• [Assignment]: Return all the lines below in which the string "calorie" appears.

• [Data excerpts]:
--------------------------------------------------

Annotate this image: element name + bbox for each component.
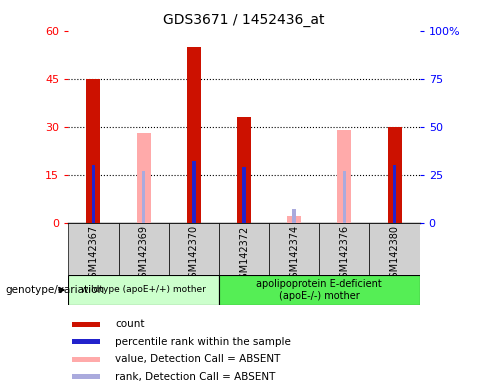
Text: value, Detection Call = ABSENT: value, Detection Call = ABSENT bbox=[115, 354, 281, 364]
Bar bbox=[343, 171, 346, 223]
Title: GDS3671 / 1452436_at: GDS3671 / 1452436_at bbox=[163, 13, 325, 27]
Bar bbox=[337, 130, 351, 223]
Bar bbox=[72, 357, 100, 362]
Text: percentile rank within the sample: percentile rank within the sample bbox=[115, 337, 291, 347]
FancyBboxPatch shape bbox=[369, 223, 420, 275]
Bar bbox=[72, 339, 100, 344]
Text: GSM142380: GSM142380 bbox=[389, 225, 400, 284]
Bar bbox=[387, 127, 402, 223]
Bar bbox=[187, 47, 201, 223]
Text: genotype/variation: genotype/variation bbox=[5, 285, 104, 295]
Text: GSM142369: GSM142369 bbox=[139, 225, 149, 284]
Bar bbox=[142, 171, 145, 223]
Bar bbox=[192, 161, 196, 223]
FancyBboxPatch shape bbox=[269, 223, 319, 275]
Bar bbox=[237, 117, 251, 223]
Text: rank, Detection Call = ABSENT: rank, Detection Call = ABSENT bbox=[115, 372, 276, 382]
Text: GSM142370: GSM142370 bbox=[189, 225, 199, 285]
Bar bbox=[72, 322, 100, 327]
FancyBboxPatch shape bbox=[68, 223, 119, 275]
Bar bbox=[137, 133, 151, 223]
Text: count: count bbox=[115, 319, 144, 329]
Text: GSM142367: GSM142367 bbox=[88, 225, 99, 285]
Bar bbox=[242, 167, 246, 223]
Bar bbox=[393, 165, 396, 223]
FancyBboxPatch shape bbox=[119, 223, 169, 275]
Bar bbox=[92, 165, 95, 223]
Text: GSM142376: GSM142376 bbox=[339, 225, 349, 285]
FancyBboxPatch shape bbox=[169, 223, 219, 275]
FancyBboxPatch shape bbox=[219, 275, 420, 305]
Text: wildtype (apoE+/+) mother: wildtype (apoE+/+) mother bbox=[81, 285, 206, 295]
Text: GSM142374: GSM142374 bbox=[289, 225, 299, 285]
Bar bbox=[287, 216, 301, 223]
Text: apolipoprotein E-deficient
(apoE-/-) mother: apolipoprotein E-deficient (apoE-/-) mot… bbox=[256, 279, 382, 301]
Bar bbox=[292, 209, 296, 223]
Text: GSM142372: GSM142372 bbox=[239, 225, 249, 285]
Bar bbox=[86, 79, 101, 223]
FancyBboxPatch shape bbox=[319, 223, 369, 275]
FancyBboxPatch shape bbox=[219, 223, 269, 275]
Bar bbox=[72, 374, 100, 379]
FancyBboxPatch shape bbox=[68, 275, 219, 305]
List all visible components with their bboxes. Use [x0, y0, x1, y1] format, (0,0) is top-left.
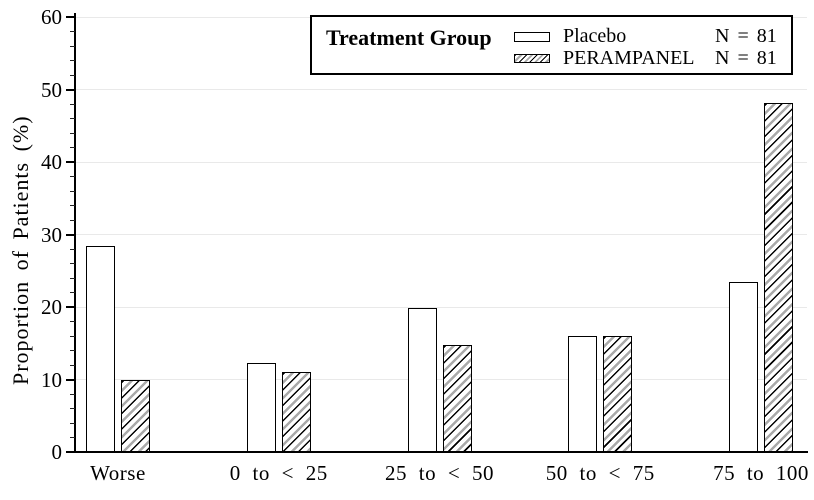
x-tick-label-1: Worse [90, 461, 146, 485]
gridline-30 [76, 234, 807, 235]
y-tick-label-10: 10 [41, 367, 62, 392]
bar-placebo-5 [729, 281, 758, 452]
y-tick-label-50: 50 [41, 77, 62, 102]
y-minor-tick-28 [70, 248, 75, 250]
bar-perampanel-1 [121, 380, 150, 452]
x-tick-label-5: 75 to 100 [713, 461, 809, 485]
y-major-tick-10 [66, 378, 75, 381]
y-major-tick-20 [66, 306, 75, 308]
y-minor-tick-44 [70, 132, 75, 134]
y-tick-label-30: 30 [41, 222, 62, 247]
perampanel-swatch-icon [514, 54, 550, 63]
y-axis-title: Proportion of Patients (%) [8, 115, 33, 385]
y-tick-label-0: 0 [51, 440, 63, 464]
bar-placebo-3 [407, 308, 437, 452]
y-minor-tick-6 [70, 408, 75, 409]
y-minor-tick-46 [70, 118, 75, 119]
legend-title: Treatment Group [326, 25, 492, 50]
x-tick-label-2: 0 to < 25 [229, 461, 328, 485]
y-major-tick-0 [66, 451, 75, 453]
y-tick-label-60: 60 [41, 5, 62, 29]
gridline-20 [76, 306, 807, 308]
y-minor-tick-48 [70, 103, 75, 105]
x-tick-label-4: 50 to < 75 [545, 461, 655, 485]
y-major-tick-50 [66, 88, 75, 91]
y-minor-tick-22 [70, 292, 75, 293]
legend-series-n: N = 81 [715, 47, 777, 69]
y-major-tick-30 [66, 233, 75, 236]
y-minor-tick-58 [70, 31, 75, 32]
y-minor-tick-36 [70, 190, 75, 192]
y-minor-tick-56 [70, 45, 75, 47]
bar-perampanel-3 [442, 344, 472, 452]
y-axis-line [74, 13, 76, 453]
bar-placebo-2 [246, 362, 276, 452]
y-minor-tick-38 [70, 176, 75, 177]
x-axis-line [74, 451, 808, 453]
y-minor-tick-12 [70, 364, 75, 366]
y-minor-tick-42 [70, 147, 75, 148]
y-minor-tick-18 [70, 321, 75, 322]
bar-perampanel-4 [603, 336, 633, 452]
bar-placebo-4 [568, 336, 598, 452]
placebo-swatch-icon [514, 31, 550, 42]
y-minor-tick-8 [70, 393, 75, 395]
y-tick-label-40: 40 [41, 150, 62, 174]
bar-perampanel-5 [764, 103, 793, 452]
bar-placebo-1 [86, 246, 115, 452]
y-major-tick-40 [66, 161, 75, 163]
y-minor-tick-16 [70, 335, 75, 337]
legend-box: Treatment Group Placebo N = 81 PERAMPANE… [310, 15, 793, 75]
y-tick-label-20: 20 [41, 295, 62, 319]
y-minor-tick-34 [70, 205, 75, 206]
legend-row-perampanel: PERAMPANEL N = 81 [514, 47, 779, 69]
y-minor-tick-54 [70, 60, 75, 61]
gridline-50 [76, 89, 807, 90]
gridline-40 [76, 161, 807, 163]
y-minor-tick-14 [70, 350, 75, 351]
y-minor-tick-24 [70, 277, 75, 279]
y-major-tick-60 [66, 16, 75, 18]
bar-perampanel-2 [281, 371, 311, 452]
legend-row-placebo: Placebo N = 81 [514, 25, 779, 47]
legend-rows: Placebo N = 81 PERAMPANEL N = 81 [514, 25, 779, 69]
y-minor-tick-2 [70, 437, 75, 438]
y-minor-tick-32 [70, 219, 75, 221]
legend-series-n: N = 81 [715, 25, 777, 47]
y-minor-tick-4 [70, 422, 75, 424]
legend-series-name: PERAMPANEL [563, 47, 695, 69]
x-tick-label-3: 25 to < 50 [385, 461, 494, 485]
gridline-10 [76, 379, 807, 380]
y-minor-tick-26 [70, 263, 75, 264]
legend-series-name: Placebo [563, 25, 627, 47]
y-minor-tick-52 [70, 74, 75, 76]
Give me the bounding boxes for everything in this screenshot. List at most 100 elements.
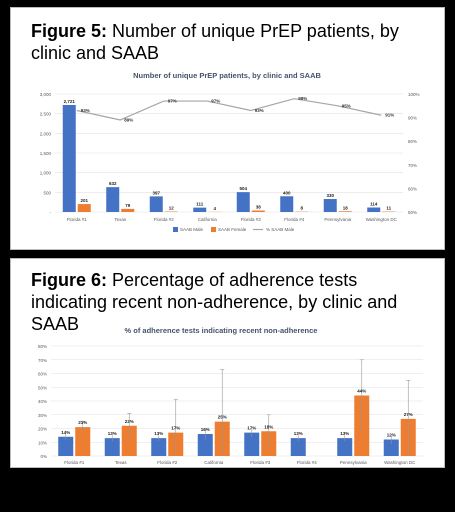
data-label-female: 17% bbox=[171, 426, 180, 431]
figure-5-caption: Figure 5: Number of unique PrEP patients… bbox=[31, 20, 436, 64]
bar-male bbox=[244, 432, 260, 456]
y2-tick-label: 70% bbox=[408, 163, 417, 168]
line-pct-male bbox=[76, 98, 382, 121]
data-label-pct: 97% bbox=[211, 99, 220, 104]
bar-male bbox=[106, 187, 120, 212]
y-tick-label: 50% bbox=[38, 385, 47, 390]
x-tick-label: Florida #3 bbox=[250, 460, 271, 465]
y2-tick-label: 100% bbox=[408, 92, 420, 97]
bar-male bbox=[149, 196, 163, 212]
figure-5-panel: Figure 5: Number of unique PrEP patients… bbox=[10, 7, 445, 250]
y-tick-label: 70% bbox=[38, 358, 47, 363]
figure-6-panel: Figure 6: Percentage of adherence tests … bbox=[10, 258, 445, 468]
y-tick-label: 500 bbox=[43, 190, 51, 195]
figure-6-number: Figure 6: bbox=[31, 270, 108, 290]
y2-tick-label: 90% bbox=[408, 116, 417, 121]
bar-female bbox=[121, 208, 135, 212]
y-tick-label: 2,000 bbox=[40, 131, 52, 136]
legend-male-label: SAAB Male bbox=[180, 227, 204, 232]
bar-male bbox=[383, 439, 399, 456]
data-label-pct: 93% bbox=[255, 108, 264, 113]
data-label-male: 632 bbox=[109, 181, 117, 186]
y-tick-label: 20% bbox=[38, 427, 47, 432]
y-tick-label: 3,000 bbox=[40, 92, 52, 97]
data-label-female: 44% bbox=[357, 389, 366, 394]
legend-line-label: % SAAB Male bbox=[266, 227, 295, 232]
bar-male bbox=[290, 438, 306, 456]
data-label-male: 400 bbox=[283, 190, 291, 195]
data-label-female: 11 bbox=[386, 206, 391, 211]
figure-5-number: Figure 5: bbox=[31, 21, 108, 41]
x-tick-label: Florida #4 bbox=[297, 460, 318, 465]
y-tick-label: 1,000 bbox=[40, 171, 52, 176]
data-label-pct: 91% bbox=[385, 113, 394, 118]
data-label-male: 16% bbox=[201, 427, 210, 432]
data-label-female: 79 bbox=[125, 203, 131, 208]
bar-male bbox=[280, 196, 294, 212]
data-label-pct: 97% bbox=[168, 99, 177, 104]
x-tick-label: Pennsylvania bbox=[340, 460, 367, 465]
data-label-pct: 93% bbox=[81, 108, 90, 113]
data-label-female: 27% bbox=[404, 412, 413, 417]
nonadherence-bar-chart: % of adherence tests indicating recent n… bbox=[38, 326, 423, 465]
x-tick-label: California bbox=[198, 217, 218, 222]
x-tick-label: Florida #1 bbox=[67, 217, 88, 222]
bar-male bbox=[197, 434, 213, 456]
x-tick-label: Florida #1 bbox=[64, 460, 85, 465]
data-label-female: 12 bbox=[169, 206, 175, 211]
y-tick-label: 60% bbox=[38, 372, 47, 377]
x-tick-label: Florida #4 bbox=[284, 217, 305, 222]
bar-male bbox=[323, 199, 337, 212]
x-tick-label: Washington DC bbox=[366, 217, 398, 222]
data-label-female: 25% bbox=[218, 415, 227, 420]
data-label-male: 330 bbox=[326, 193, 334, 198]
x-tick-label: Florida #2 bbox=[154, 217, 175, 222]
bar-female bbox=[251, 210, 265, 212]
data-label-male: 14% bbox=[61, 430, 70, 435]
data-label-male: 114 bbox=[370, 202, 378, 207]
y-tick-label: 80% bbox=[38, 344, 47, 349]
x-tick-label: Washington DC bbox=[384, 460, 416, 465]
y2-tick-label: 80% bbox=[408, 139, 417, 144]
bar-male bbox=[236, 192, 250, 212]
bar-female bbox=[75, 427, 91, 456]
legend-male-swatch bbox=[173, 227, 178, 232]
figure-6-caption: Figure 6: Percentage of adherence tests … bbox=[31, 269, 436, 335]
bar-male bbox=[58, 436, 74, 456]
data-label-male: 13% bbox=[154, 431, 163, 436]
y-tick-label: - bbox=[50, 210, 52, 215]
data-label-male: 111 bbox=[196, 202, 204, 207]
bar-male bbox=[104, 438, 120, 456]
bar-female bbox=[338, 211, 352, 212]
x-tick-label: California bbox=[204, 460, 224, 465]
figure-6-caption-text: Percentage of adherence tests indicating… bbox=[31, 270, 398, 334]
data-label-pct: 89% bbox=[124, 117, 133, 122]
y-tick-label: 30% bbox=[38, 413, 47, 418]
legend-female-swatch bbox=[211, 227, 216, 232]
data-label-male: 2,721 bbox=[64, 99, 76, 104]
data-label-male: 13% bbox=[294, 431, 303, 436]
legend-female-label: SAAB Female bbox=[218, 227, 247, 232]
data-label-male: 13% bbox=[340, 431, 349, 436]
bar-male bbox=[62, 104, 76, 212]
data-label-pct: 98% bbox=[298, 96, 307, 101]
patients-bar-chart: Number of unique PrEP patients, by clini… bbox=[40, 71, 420, 232]
bar-male bbox=[193, 207, 207, 212]
bar-male bbox=[151, 438, 167, 456]
y2-tick-label: 50% bbox=[408, 210, 417, 215]
data-label-female: 18 bbox=[343, 205, 349, 210]
data-label-female: 18% bbox=[264, 424, 273, 429]
x-tick-label: Texas bbox=[115, 460, 128, 465]
y2-tick-label: 60% bbox=[408, 186, 417, 191]
bar-female bbox=[121, 425, 137, 456]
data-label-female: 21% bbox=[78, 420, 87, 425]
data-label-male: 12% bbox=[387, 433, 396, 438]
y-tick-label: 10% bbox=[38, 440, 47, 445]
data-label-female: 38 bbox=[256, 205, 262, 210]
y-tick-label: 0% bbox=[40, 454, 47, 459]
data-label-female: 22% bbox=[125, 419, 134, 424]
bar-male bbox=[367, 207, 381, 212]
chart-title: Number of unique PrEP patients, by clini… bbox=[133, 71, 321, 80]
x-tick-label: Florida #3 bbox=[241, 217, 262, 222]
x-tick-label: Pennsylvania bbox=[324, 217, 351, 222]
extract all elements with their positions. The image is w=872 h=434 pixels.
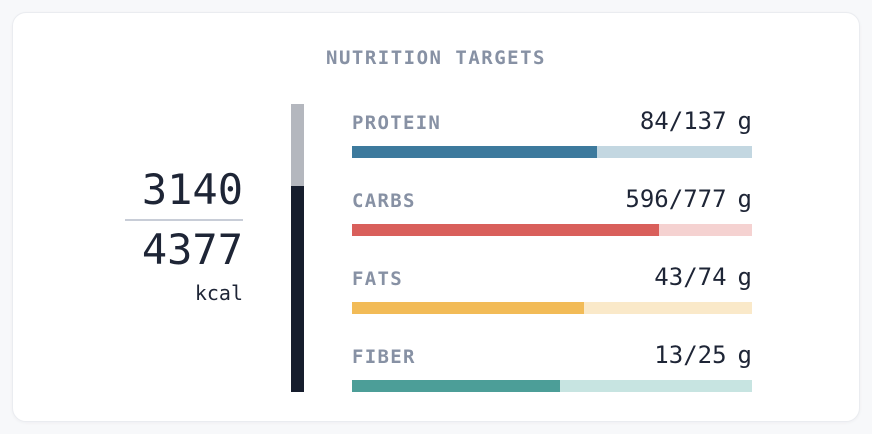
- progress-track: [352, 302, 752, 314]
- calorie-progress-bar: [291, 104, 304, 392]
- progress-fill: [352, 302, 585, 314]
- nutrient-value: 13/25 g: [654, 341, 752, 369]
- nutrient-unit: g: [737, 107, 752, 135]
- calorie-target: 4377: [141, 225, 243, 274]
- progress-track: [352, 146, 752, 158]
- card-title: NUTRITION TARGETS: [326, 47, 546, 69]
- nutrient-label: FATS: [352, 268, 403, 290]
- nutrient-row-fiber: FIBER 13/25 g: [352, 343, 752, 392]
- calorie-divider: [125, 219, 243, 221]
- calorie-bar-fill: [291, 185, 304, 392]
- progress-fill: [352, 146, 598, 158]
- progress-fill: [352, 224, 659, 236]
- nutrient-row-carbs: CARBS 596/777 g: [352, 187, 752, 236]
- calorie-summary: 3140 4377 kcal: [111, 166, 243, 305]
- nutrient-value: 84/137 g: [639, 107, 752, 135]
- nutrient-label: FIBER: [352, 346, 416, 368]
- nutrient-value: 43/74 g: [654, 263, 752, 291]
- nutrient-row-fats: FATS 43/74 g: [352, 265, 752, 314]
- calorie-unit: kcal: [194, 281, 243, 305]
- nutrient-row-protein: PROTEIN 84/137 g: [352, 109, 752, 158]
- progress-track: [352, 380, 752, 392]
- nutrient-unit: g: [737, 185, 752, 213]
- nutrient-unit: g: [737, 263, 752, 291]
- nutrient-label: CARBS: [352, 190, 416, 212]
- nutrient-unit: g: [737, 341, 752, 369]
- nutrient-label: PROTEIN: [352, 112, 442, 134]
- nutrient-value: 596/777 g: [625, 185, 752, 213]
- nutrition-targets-card: NUTRITION TARGETS 3140 4377 kcal PROTEIN…: [12, 12, 860, 422]
- progress-track: [352, 224, 752, 236]
- calorie-current: 3140: [141, 165, 243, 214]
- progress-fill: [352, 380, 560, 392]
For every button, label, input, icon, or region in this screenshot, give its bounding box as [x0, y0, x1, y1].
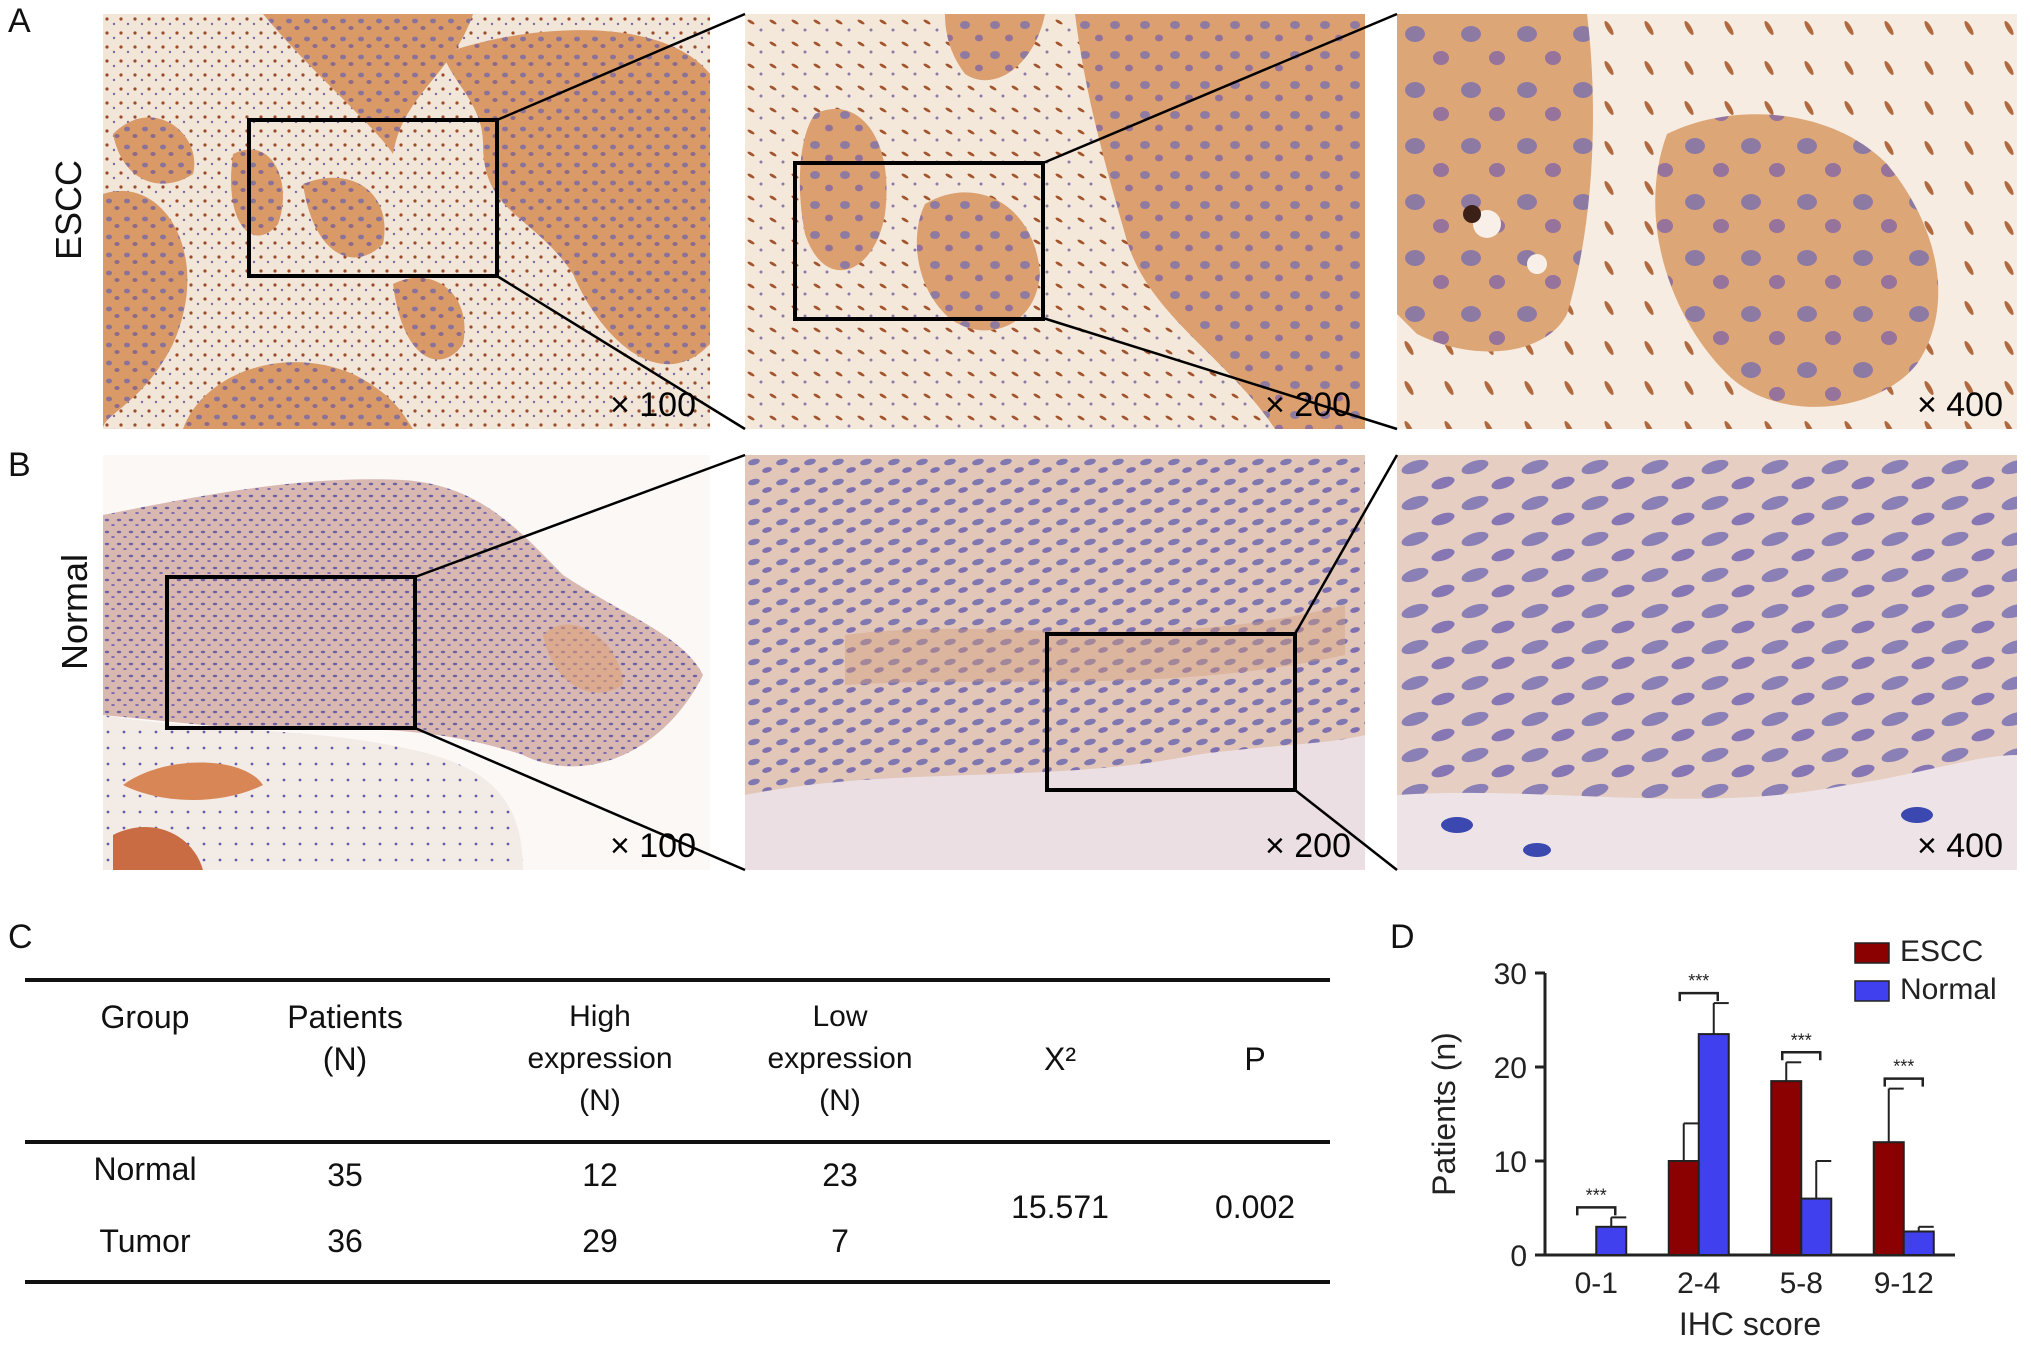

--------------------------------------------------

• [Task answer]:
- calorie-progress-bar: [291, 104, 304, 392]
- calorie-target: 4377: [141, 225, 243, 274]
- calorie-divider: [125, 219, 243, 221]
- calorie-bar-fill: [291, 185, 304, 392]
- calorie-summary: 3140 4377 kcal: [111, 166, 243, 305]
- calorie-unit: kcal: [194, 281, 243, 305]
- calorie-current: 3140: [141, 165, 243, 214]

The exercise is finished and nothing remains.